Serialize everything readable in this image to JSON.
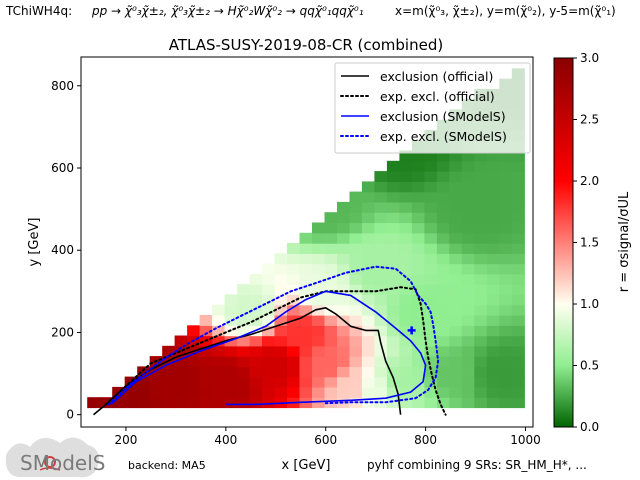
{
  "header": {
    "topology_label": "TChiWH4q:",
    "process": "pp → χ̃⁰₃χ̃±₂, χ̃⁰₃χ̃±₂ → Hχ̃⁰₂Wχ̃⁰₂ → qqχ̃⁰₁qqχ̃⁰₁",
    "axes_definition": "x=m(χ̃⁰₃, χ̃±₂), y=m(χ̃⁰₂), y-5=m(χ̃⁰₁)"
  },
  "footer": {
    "backend": "backend: MA5",
    "combination": "pyhf combining 9 SRs: SR_HM_H*, ...",
    "logo_text": "SModelS"
  },
  "colorbar": {
    "label": "r = σsignal/σUL",
    "ticks": [
      "0.0",
      "0.5",
      "1.0",
      "1.5",
      "2.0",
      "2.5",
      "3.0"
    ],
    "colors": [
      "#006400",
      "#90ee90",
      "#fffff0",
      "#ff0000",
      "#8b0000"
    ]
  },
  "chart_data": {
    "type": "heatmap",
    "title": "ATLAS-SUSY-2019-08-CR (combined)",
    "xlabel": "x [GeV]",
    "ylabel": "y [GeV]",
    "xlim": [
      110,
      1015
    ],
    "ylim": [
      -30,
      870
    ],
    "xticks": [
      "200",
      "400",
      "600",
      "800",
      "1000"
    ],
    "yticks": [
      "0",
      "200",
      "400",
      "600",
      "800"
    ],
    "zlim": [
      0,
      3
    ],
    "legend_position": "top-right",
    "legend": [
      {
        "label": "exclusion (official)",
        "color": "#000000",
        "style": "solid"
      },
      {
        "label": "exp. excl. (official)",
        "color": "#000000",
        "style": "dotted"
      },
      {
        "label": "exclusion (SModelS)",
        "color": "#0000ff",
        "style": "solid"
      },
      {
        "label": "exp. excl. (SModelS)",
        "color": "#0000ff",
        "style": "dotted"
      }
    ],
    "heatmap_region": {
      "x_range": [
        135,
        1005
      ],
      "y_min": 30,
      "upper_edge": [
        [
          135,
          30
        ],
        [
          300,
          170
        ],
        [
          500,
          380
        ],
        [
          700,
          590
        ],
        [
          860,
          740
        ],
        [
          1005,
          860
        ]
      ],
      "r_anchor_points": [
        {
          "x": 150,
          "y": 30,
          "r": 2.9
        },
        {
          "x": 200,
          "y": 60,
          "r": 2.9
        },
        {
          "x": 300,
          "y": 80,
          "r": 2.8
        },
        {
          "x": 400,
          "y": 80,
          "r": 2.7
        },
        {
          "x": 500,
          "y": 120,
          "r": 2.4
        },
        {
          "x": 550,
          "y": 200,
          "r": 1.8
        },
        {
          "x": 600,
          "y": 120,
          "r": 1.6
        },
        {
          "x": 650,
          "y": 70,
          "r": 1.2
        },
        {
          "x": 700,
          "y": 60,
          "r": 0.9
        },
        {
          "x": 750,
          "y": 80,
          "r": 0.6
        },
        {
          "x": 450,
          "y": 250,
          "r": 0.8
        },
        {
          "x": 600,
          "y": 300,
          "r": 0.9
        },
        {
          "x": 700,
          "y": 350,
          "r": 0.6
        },
        {
          "x": 800,
          "y": 250,
          "r": 0.5
        },
        {
          "x": 850,
          "y": 100,
          "r": 0.35
        },
        {
          "x": 950,
          "y": 100,
          "r": 0.2
        },
        {
          "x": 900,
          "y": 500,
          "r": 0.25
        },
        {
          "x": 600,
          "y": 500,
          "r": 0.3
        },
        {
          "x": 1000,
          "y": 850,
          "r": 0.05
        },
        {
          "x": 750,
          "y": 650,
          "r": 0.1
        }
      ]
    },
    "series": [
      {
        "name": "exclusion (official)",
        "color": "#000000",
        "style": "solid",
        "points": [
          [
            135,
            0
          ],
          [
            160,
            25
          ],
          [
            200,
            70
          ],
          [
            250,
            110
          ],
          [
            300,
            140
          ],
          [
            350,
            160
          ],
          [
            400,
            180
          ],
          [
            450,
            195
          ],
          [
            500,
            215
          ],
          [
            550,
            235
          ],
          [
            580,
            255
          ],
          [
            600,
            260
          ],
          [
            620,
            245
          ],
          [
            650,
            215
          ],
          [
            680,
            205
          ],
          [
            705,
            205
          ],
          [
            710,
            175
          ],
          [
            720,
            130
          ],
          [
            735,
            90
          ],
          [
            745,
            50
          ],
          [
            750,
            0
          ]
        ]
      },
      {
        "name": "exp. excl. (official)",
        "color": "#000000",
        "style": "dotted",
        "points": [
          [
            160,
            25
          ],
          [
            200,
            70
          ],
          [
            250,
            125
          ],
          [
            300,
            150
          ],
          [
            350,
            175
          ],
          [
            400,
            200
          ],
          [
            450,
            225
          ],
          [
            500,
            255
          ],
          [
            550,
            285
          ],
          [
            600,
            300
          ],
          [
            650,
            300
          ],
          [
            700,
            300
          ],
          [
            750,
            310
          ],
          [
            780,
            305
          ],
          [
            790,
            270
          ],
          [
            795,
            230
          ],
          [
            800,
            180
          ],
          [
            805,
            140
          ],
          [
            812,
            100
          ],
          [
            820,
            60
          ],
          [
            830,
            25
          ],
          [
            840,
            0
          ]
        ]
      },
      {
        "name": "exclusion (SModelS)",
        "color": "#0000ff",
        "style": "solid",
        "points": [
          [
            170,
            25
          ],
          [
            220,
            80
          ],
          [
            280,
            120
          ],
          [
            350,
            155
          ],
          [
            420,
            185
          ],
          [
            480,
            215
          ],
          [
            520,
            250
          ],
          [
            560,
            280
          ],
          [
            600,
            300
          ],
          [
            650,
            290
          ],
          [
            700,
            250
          ],
          [
            740,
            210
          ],
          [
            770,
            180
          ],
          [
            790,
            150
          ],
          [
            800,
            120
          ],
          [
            795,
            80
          ],
          [
            770,
            55
          ],
          [
            720,
            40
          ],
          [
            650,
            35
          ],
          [
            550,
            30
          ],
          [
            460,
            25
          ],
          [
            400,
            25
          ]
        ]
      },
      {
        "name": "exp. excl. (SModelS)",
        "color": "#0000ff",
        "style": "dotted",
        "points": [
          [
            165,
            25
          ],
          [
            210,
            75
          ],
          [
            270,
            130
          ],
          [
            320,
            170
          ],
          [
            380,
            210
          ],
          [
            430,
            240
          ],
          [
            480,
            270
          ],
          [
            530,
            300
          ],
          [
            580,
            320
          ],
          [
            640,
            345
          ],
          [
            700,
            360
          ],
          [
            740,
            355
          ],
          [
            770,
            325
          ],
          [
            785,
            290
          ],
          [
            800,
            270
          ],
          [
            810,
            250
          ],
          [
            815,
            220
          ],
          [
            820,
            180
          ],
          [
            825,
            130
          ],
          [
            820,
            90
          ],
          [
            805,
            60
          ],
          [
            780,
            40
          ],
          [
            720,
            30
          ],
          [
            650,
            30
          ],
          [
            600,
            28
          ]
        ]
      }
    ],
    "marker": {
      "x": 772,
      "y": 205,
      "label": "",
      "color": "#0000ff"
    }
  }
}
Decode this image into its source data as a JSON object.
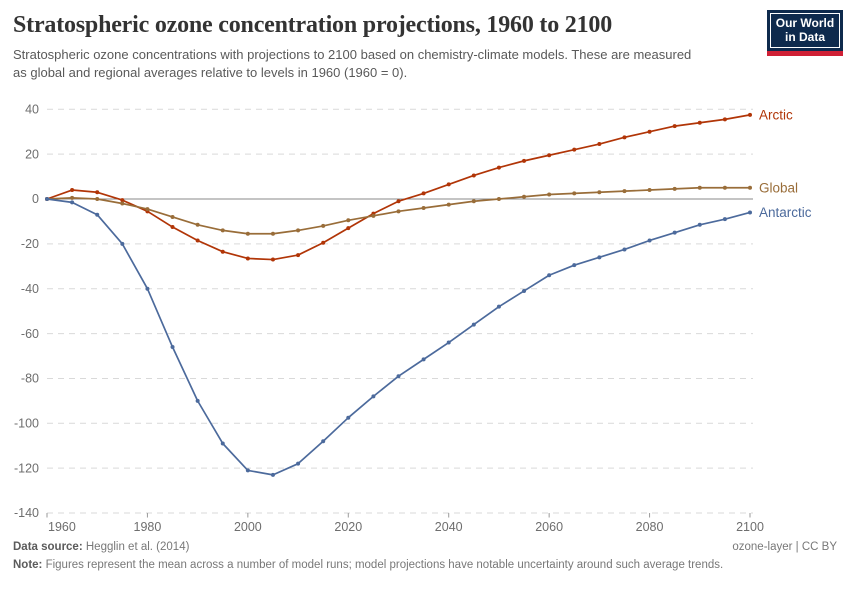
{
  "header": {
    "title": "Stratospheric ozone concentration projections, 1960 to 2100",
    "subtitle": "Stratospheric ozone concentrations with projections to 2100 based on chemistry-climate models. These are measured as global and regional averages relative to levels in 1960 (1960 = 0)."
  },
  "logo": {
    "line1": "Our World",
    "line2": "in Data",
    "bg_color": "#0e2a4d",
    "bar_color": "#cf2035"
  },
  "chart_data": {
    "type": "line",
    "title": "Stratospheric ozone concentration projections, 1960 to 2100",
    "xlabel": "",
    "ylabel": "",
    "x": [
      1960,
      1965,
      1970,
      1975,
      1980,
      1985,
      1990,
      1995,
      2000,
      2005,
      2010,
      2015,
      2020,
      2025,
      2030,
      2035,
      2040,
      2045,
      2050,
      2055,
      2060,
      2065,
      2070,
      2075,
      2080,
      2085,
      2090,
      2095,
      2100
    ],
    "series": [
      {
        "name": "Arctic",
        "color": "#b13507",
        "values": [
          0,
          4,
          3,
          -0.5,
          -5.5,
          -12.5,
          -18.5,
          -23.5,
          -26.5,
          -27,
          -25,
          -19.5,
          -13,
          -6.5,
          -1,
          2.5,
          6.5,
          10.5,
          14,
          17,
          19.5,
          22,
          24.5,
          27.5,
          30,
          32.5,
          34,
          35.5,
          37.5
        ]
      },
      {
        "name": "Global",
        "color": "#996d39",
        "values": [
          0,
          0.5,
          0,
          -2,
          -4.5,
          -8,
          -11.5,
          -14,
          -15.5,
          -15.5,
          -14,
          -12,
          -9.5,
          -7.5,
          -5.5,
          -4,
          -2.5,
          -1,
          0,
          1,
          2,
          2.5,
          3,
          3.5,
          4,
          4.5,
          5,
          5,
          5
        ]
      },
      {
        "name": "Antarctic",
        "color": "#4c6a9c",
        "values": [
          0,
          -1.5,
          -7,
          -20,
          -40,
          -66,
          -90,
          -109,
          -121,
          -123,
          -118,
          -108,
          -97.5,
          -88,
          -79,
          -71.5,
          -64,
          -56,
          -48,
          -41,
          -34,
          -29.5,
          -26,
          -22.5,
          -18.5,
          -15,
          -11.5,
          -9,
          -6
        ]
      }
    ],
    "ylim": [
      -140,
      40
    ],
    "yticks": [
      40,
      20,
      0,
      -20,
      -40,
      -60,
      -80,
      -100,
      -120,
      -140
    ],
    "xticks": [
      1960,
      1980,
      2000,
      2020,
      2040,
      2060,
      2080,
      2100
    ],
    "grid": "horizontal-dashed",
    "zero_line": true,
    "legend_position": "end-of-line-labels"
  },
  "axis": {
    "label_color": "#6e6e6e",
    "grid_color": "#d9d9d9",
    "zero_line_color": "#8a8a8a",
    "tick_color": "#9a9a9a"
  },
  "footer": {
    "datasource_label": "Data source:",
    "datasource_value": " Hegglin et al. (2014)",
    "license": "ozone-layer | CC BY",
    "note_label": "Note:",
    "note_value": " Figures represent the mean across a number of model runs; model projections have notable uncertainty around such average trends."
  }
}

=-=-=

▶ _REQUIREMENTS_
Only lines with "ozone" are wanted here; list each of them.

▶ _EXERCISE RESULT_
    "title": "Stratospheric ozone concentration projections, 1960 to 2100",
    "subtitle": "Stratospheric ozone concentrations with projections to 2100 based on chemistry-climate models. These are measured as global and regional averages relative to levels in 1960 (1960 = 0)."
    "title": "Stratospheric ozone concentration projections, 1960 to 2100",
    "license": "ozone-layer | CC BY",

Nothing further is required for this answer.